##### Records for processing #####

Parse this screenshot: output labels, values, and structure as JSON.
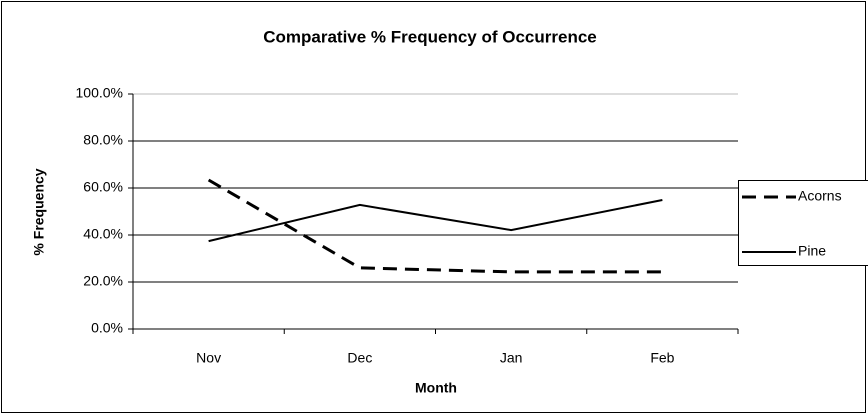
{
  "chart_data": {
    "type": "line",
    "title": "Comparative % Frequency of Occurrence",
    "x_label": "Month",
    "y_label": "% Frequency",
    "categories": [
      "Nov",
      "Dec",
      "Jan",
      "Feb"
    ],
    "series": [
      {
        "name": "Acorns",
        "color": "#000000",
        "dash": "dashed",
        "values": [
          63.4,
          26,
          24.3,
          24.3
        ]
      },
      {
        "name": "Pine",
        "color": "#000000",
        "dash": "solid",
        "values": [
          37.4,
          52.8,
          42.1,
          54.9
        ]
      }
    ],
    "ylim": [
      0,
      100
    ],
    "yticks": [
      {
        "value": 0,
        "label": "0.0%"
      },
      {
        "value": 20,
        "label": "20.0%"
      },
      {
        "value": 40,
        "label": "40.0%"
      },
      {
        "value": 60,
        "label": "60.0%"
      },
      {
        "value": 80,
        "label": "80.0%"
      },
      {
        "value": 100,
        "label": "100.0%"
      }
    ],
    "grid": true,
    "legend": "right"
  }
}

#####

The problem: Find the lines containing "Frequency" and pull them out.

Output:
    "title": "Comparative % Frequency of Occurrence",
    "y_label": "% Frequency",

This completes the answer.